Your instructions:
Find the string "into" and gather every line that holds it.

Raw records
□ □ □ □ □ □ □

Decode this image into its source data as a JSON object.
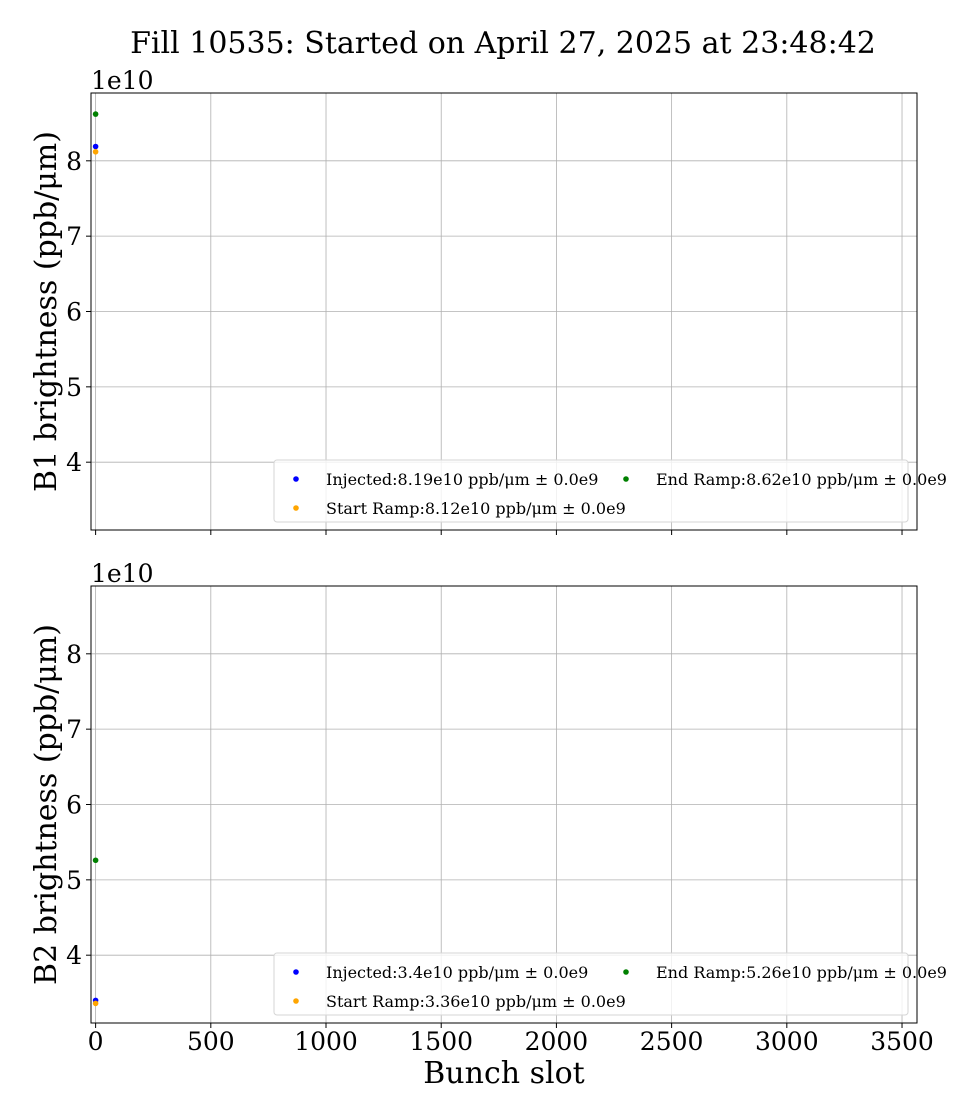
{
  "figure": {
    "title": "Fill 10535: Started on April 27, 2025 at 23:48:42"
  },
  "chart_data": [
    {
      "type": "scatter",
      "ylabel": "B1 brightness (ppb/μm)",
      "xlabel": "",
      "offset_label": "1e10",
      "xlim": [
        -20,
        3565
      ],
      "ylim": [
        3.1,
        8.9
      ],
      "xticks": [
        0,
        500,
        1000,
        1500,
        2000,
        2500,
        3000,
        3500
      ],
      "yticks": [
        4,
        5,
        6,
        7,
        8
      ],
      "show_xtick_labels": false,
      "grid": true,
      "legend_placement": "lower-right",
      "series": [
        {
          "name": "Injected:8.19e10 ppb/μm ± 0.0e9",
          "color": "#0000ff",
          "x": [
            0
          ],
          "y": [
            8.19
          ]
        },
        {
          "name": "Start Ramp:8.12e10 ppb/μm ± 0.0e9",
          "color": "#ffa500",
          "x": [
            0
          ],
          "y": [
            8.12
          ]
        },
        {
          "name": "End Ramp:8.62e10 ppb/μm ± 0.0e9",
          "color": "#008000",
          "x": [
            0
          ],
          "y": [
            8.62
          ]
        }
      ]
    },
    {
      "type": "scatter",
      "ylabel": "B2 brightness (ppb/μm)",
      "xlabel": "Bunch slot",
      "offset_label": "1e10",
      "xlim": [
        -20,
        3565
      ],
      "ylim": [
        3.1,
        8.9
      ],
      "xticks": [
        0,
        500,
        1000,
        1500,
        2000,
        2500,
        3000,
        3500
      ],
      "yticks": [
        4,
        5,
        6,
        7,
        8
      ],
      "show_xtick_labels": true,
      "grid": true,
      "legend_placement": "lower-right",
      "series": [
        {
          "name": "Injected:3.4e10 ppb/μm ± 0.0e9",
          "color": "#0000ff",
          "x": [
            0
          ],
          "y": [
            3.4
          ]
        },
        {
          "name": "Start Ramp:3.36e10 ppb/μm ± 0.0e9",
          "color": "#ffa500",
          "x": [
            0
          ],
          "y": [
            3.36
          ]
        },
        {
          "name": "End Ramp:5.26e10 ppb/μm ± 0.0e9",
          "color": "#008000",
          "x": [
            0
          ],
          "y": [
            5.26
          ]
        }
      ]
    }
  ]
}
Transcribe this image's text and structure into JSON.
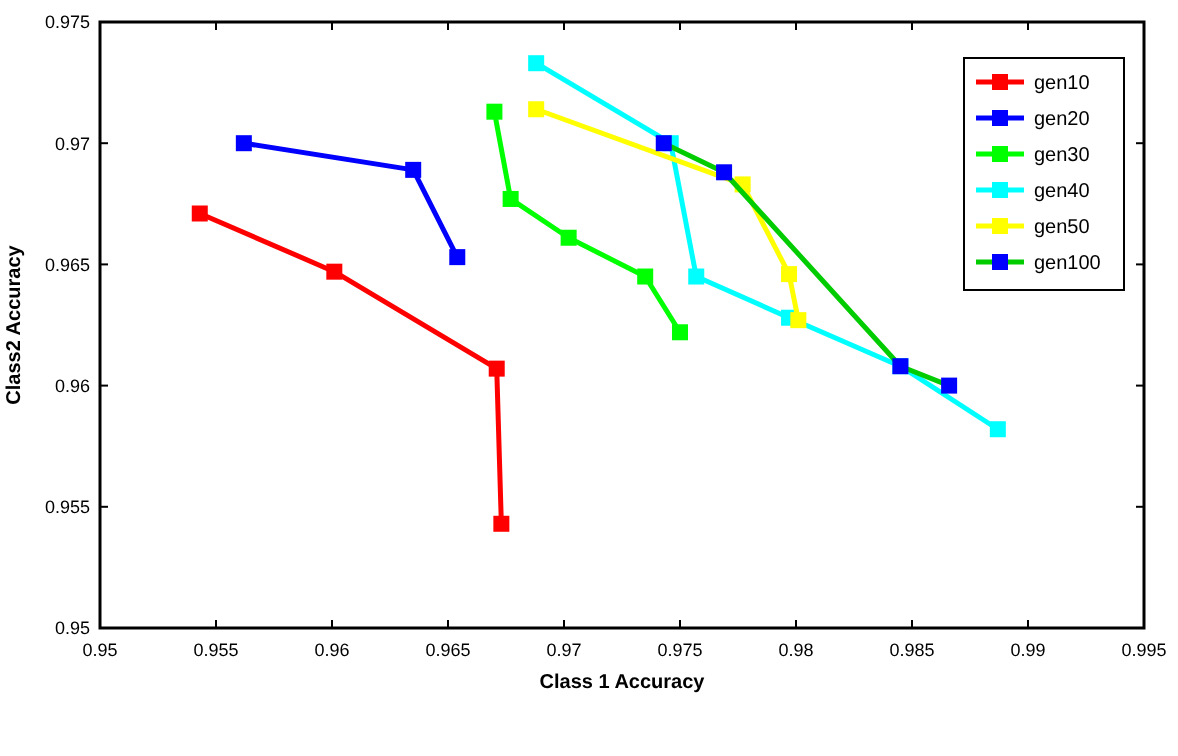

□ □ □ □ □ □ □

Written solution:
Decode this image into its source data as a JSON object.
Transcribe this image's text and structure into JSON.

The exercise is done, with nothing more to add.